>> start RECORDS FOR THIS TASK

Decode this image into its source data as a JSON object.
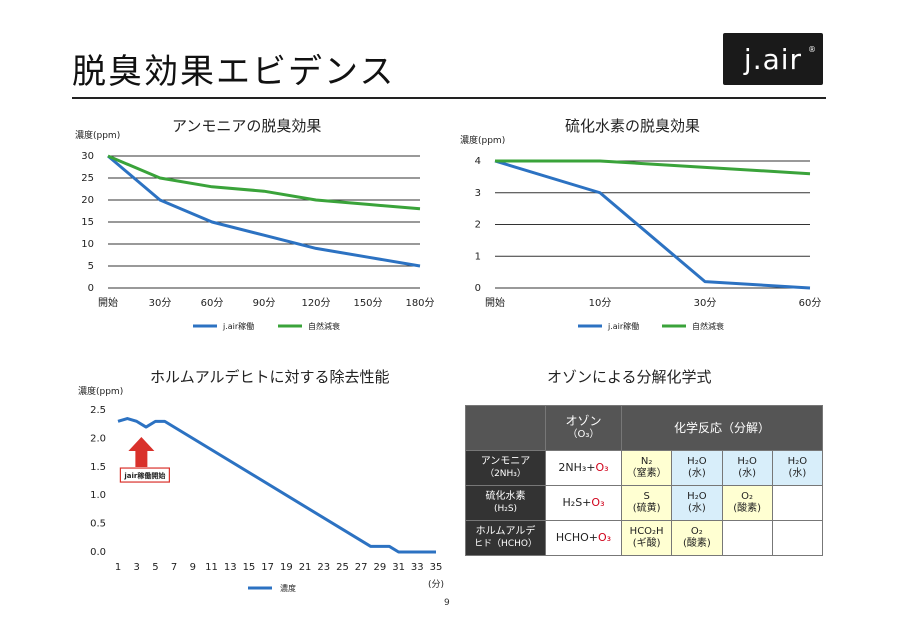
{
  "page": {
    "title": "脱臭効果エビデンス",
    "logo": "j.air",
    "logo_mark": "®",
    "page_number": "9"
  },
  "colors": {
    "jair_series": "#2c72c2",
    "natural_series": "#3aa33a",
    "arrow": "#d9312b",
    "grid": "#333333"
  },
  "chart_data": [
    {
      "type": "line",
      "title": "アンモニアの脱臭効果",
      "ylabel": "濃度(ppm)",
      "xlabel": "",
      "categories": [
        "開始",
        "30分",
        "60分",
        "90分",
        "120分",
        "150分",
        "180分"
      ],
      "y_ticks": [
        "30",
        "25",
        "20",
        "15",
        "10",
        "5",
        "0"
      ],
      "ylim": [
        0,
        30
      ],
      "grid": true,
      "legend_position": "bottom",
      "series": [
        {
          "name": "j.air稼働",
          "values": [
            30,
            20,
            15,
            12,
            9,
            7,
            5
          ]
        },
        {
          "name": "自然減衰",
          "values": [
            30,
            25,
            23,
            22,
            20,
            19,
            18
          ]
        }
      ]
    },
    {
      "type": "line",
      "title": "硫化水素の脱臭効果",
      "ylabel": "濃度(ppm)",
      "xlabel": "",
      "categories": [
        "開始",
        "10分",
        "30分",
        "60分"
      ],
      "y_ticks": [
        "4",
        "3",
        "2",
        "1",
        "0"
      ],
      "ylim": [
        0,
        4
      ],
      "grid": true,
      "legend_position": "bottom",
      "series": [
        {
          "name": "j.air稼働",
          "values": [
            4,
            3,
            0.2,
            0
          ]
        },
        {
          "name": "自然減衰",
          "values": [
            4,
            4,
            3.8,
            3.6
          ]
        }
      ]
    },
    {
      "type": "line",
      "title": "ホルムアルデヒトに対する除去性能",
      "ylabel": "濃度(ppm)",
      "xlabel": "(分)",
      "x_ticks": [
        "1",
        "3",
        "5",
        "7",
        "9",
        "11",
        "13",
        "15",
        "17",
        "19",
        "21",
        "23",
        "25",
        "27",
        "29",
        "31",
        "33",
        "35"
      ],
      "y_ticks": [
        "2.5",
        "2.0",
        "1.5",
        "1.0",
        "0.5",
        "0.0"
      ],
      "ylim": [
        0,
        2.5
      ],
      "xlim": [
        1,
        35
      ],
      "grid": false,
      "legend_position": "bottom",
      "annotation": {
        "text": "jair稼働開始",
        "x": 3.5
      },
      "series": [
        {
          "name": "濃度",
          "x": [
            1,
            2,
            3,
            4,
            5,
            6,
            28,
            29,
            30,
            31,
            32,
            33,
            34,
            35
          ],
          "values": [
            2.3,
            2.35,
            2.3,
            2.2,
            2.3,
            2.3,
            0.1,
            0.1,
            0.1,
            0,
            0,
            0,
            0,
            0
          ]
        }
      ]
    }
  ],
  "reaction_table": {
    "title": "オゾンによる分解化学式",
    "header": {
      "ozone": "オゾン",
      "ozone_sub": "（O₃）",
      "reaction": "化学反応（分解）"
    },
    "rows": [
      {
        "name": "アンモニア",
        "name_sub": "（2NH₃）",
        "formula": "2NH₃+",
        "oxidant": "O₃",
        "products": [
          {
            "formula": "N₂",
            "label": "（窒素）",
            "kind": "yel"
          },
          {
            "formula": "H₂O",
            "label": "(水)",
            "kind": "blu"
          },
          {
            "formula": "H₂O",
            "label": "(水)",
            "kind": "blu"
          },
          {
            "formula": "H₂O",
            "label": "(水)",
            "kind": "blu"
          }
        ]
      },
      {
        "name": "硫化水素",
        "name_sub": "(H₂S)",
        "formula": "H₂S+",
        "oxidant": "O₃",
        "products": [
          {
            "formula": "S",
            "label": "(硫黄)",
            "kind": "yel"
          },
          {
            "formula": "H₂O",
            "label": "(水)",
            "kind": "blu"
          },
          {
            "formula": "O₂",
            "label": "(酸素)",
            "kind": "yel"
          },
          {
            "formula": "",
            "label": "",
            "kind": "emp"
          }
        ]
      },
      {
        "name": "ホルムアルデ",
        "name_sub": "ヒド（HCHO）",
        "formula": "HCHO+",
        "oxidant": "O₃",
        "products": [
          {
            "formula": "HCO₂H",
            "label": "(ギ酸)",
            "kind": "yel"
          },
          {
            "formula": "O₂",
            "label": "(酸素)",
            "kind": "yel"
          },
          {
            "formula": "",
            "label": "",
            "kind": "emp"
          },
          {
            "formula": "",
            "label": "",
            "kind": "emp"
          }
        ]
      }
    ]
  }
}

>> end RECORDS FOR THIS TASK

*REQUEST*: Quote the data above in full, leaving out the pictures it holds.

*THE ANSWER*:
Decode this image into its source data as a JSON object.
{
  "page": {
    "title": "脱臭効果エビデンス",
    "logo": "j.air",
    "logo_mark": "®",
    "page_number": "9"
  },
  "colors": {
    "jair_series": "#2c72c2",
    "natural_series": "#3aa33a",
    "arrow": "#d9312b",
    "grid": "#333333"
  },
  "chart_data": [
    {
      "type": "line",
      "title": "アンモニアの脱臭効果",
      "ylabel": "濃度(ppm)",
      "xlabel": "",
      "categories": [
        "開始",
        "30分",
        "60分",
        "90分",
        "120分",
        "150分",
        "180分"
      ],
      "y_ticks": [
        "30",
        "25",
        "20",
        "15",
        "10",
        "5",
        "0"
      ],
      "ylim": [
        0,
        30
      ],
      "grid": true,
      "legend_position": "bottom",
      "series": [
        {
          "name": "j.air稼働",
          "values": [
            30,
            20,
            15,
            12,
            9,
            7,
            5
          ]
        },
        {
          "name": "自然減衰",
          "values": [
            30,
            25,
            23,
            22,
            20,
            19,
            18
          ]
        }
      ]
    },
    {
      "type": "line",
      "title": "硫化水素の脱臭効果",
      "ylabel": "濃度(ppm)",
      "xlabel": "",
      "categories": [
        "開始",
        "10分",
        "30分",
        "60分"
      ],
      "y_ticks": [
        "4",
        "3",
        "2",
        "1",
        "0"
      ],
      "ylim": [
        0,
        4
      ],
      "grid": true,
      "legend_position": "bottom",
      "series": [
        {
          "name": "j.air稼働",
          "values": [
            4,
            3,
            0.2,
            0
          ]
        },
        {
          "name": "自然減衰",
          "values": [
            4,
            4,
            3.8,
            3.6
          ]
        }
      ]
    },
    {
      "type": "line",
      "title": "ホルムアルデヒトに対する除去性能",
      "ylabel": "濃度(ppm)",
      "xlabel": "(分)",
      "x_ticks": [
        "1",
        "3",
        "5",
        "7",
        "9",
        "11",
        "13",
        "15",
        "17",
        "19",
        "21",
        "23",
        "25",
        "27",
        "29",
        "31",
        "33",
        "35"
      ],
      "y_ticks": [
        "2.5",
        "2.0",
        "1.5",
        "1.0",
        "0.5",
        "0.0"
      ],
      "ylim": [
        0,
        2.5
      ],
      "xlim": [
        1,
        35
      ],
      "grid": false,
      "legend_position": "bottom",
      "annotation": {
        "text": "jair稼働開始",
        "x": 3.5
      },
      "series": [
        {
          "name": "濃度",
          "x": [
            1,
            2,
            3,
            4,
            5,
            6,
            28,
            29,
            30,
            31,
            32,
            33,
            34,
            35
          ],
          "values": [
            2.3,
            2.35,
            2.3,
            2.2,
            2.3,
            2.3,
            0.1,
            0.1,
            0.1,
            0,
            0,
            0,
            0,
            0
          ]
        }
      ]
    }
  ],
  "reaction_table": {
    "title": "オゾンによる分解化学式",
    "header": {
      "ozone": "オゾン",
      "ozone_sub": "（O₃）",
      "reaction": "化学反応（分解）"
    },
    "rows": [
      {
        "name": "アンモニア",
        "name_sub": "（2NH₃）",
        "formula": "2NH₃+",
        "oxidant": "O₃",
        "products": [
          {
            "formula": "N₂",
            "label": "（窒素）",
            "kind": "yel"
          },
          {
            "formula": "H₂O",
            "label": "(水)",
            "kind": "blu"
          },
          {
            "formula": "H₂O",
            "label": "(水)",
            "kind": "blu"
          },
          {
            "formula": "H₂O",
            "label": "(水)",
            "kind": "blu"
          }
        ]
      },
      {
        "name": "硫化水素",
        "name_sub": "(H₂S)",
        "formula": "H₂S+",
        "oxidant": "O₃",
        "products": [
          {
            "formula": "S",
            "label": "(硫黄)",
            "kind": "yel"
          },
          {
            "formula": "H₂O",
            "label": "(水)",
            "kind": "blu"
          },
          {
            "formula": "O₂",
            "label": "(酸素)",
            "kind": "yel"
          },
          {
            "formula": "",
            "label": "",
            "kind": "emp"
          }
        ]
      },
      {
        "name": "ホルムアルデ",
        "name_sub": "ヒド（HCHO）",
        "formula": "HCHO+",
        "oxidant": "O₃",
        "products": [
          {
            "formula": "HCO₂H",
            "label": "(ギ酸)",
            "kind": "yel"
          },
          {
            "formula": "O₂",
            "label": "(酸素)",
            "kind": "yel"
          },
          {
            "formula": "",
            "label": "",
            "kind": "emp"
          },
          {
            "formula": "",
            "label": "",
            "kind": "emp"
          }
        ]
      }
    ]
  }
}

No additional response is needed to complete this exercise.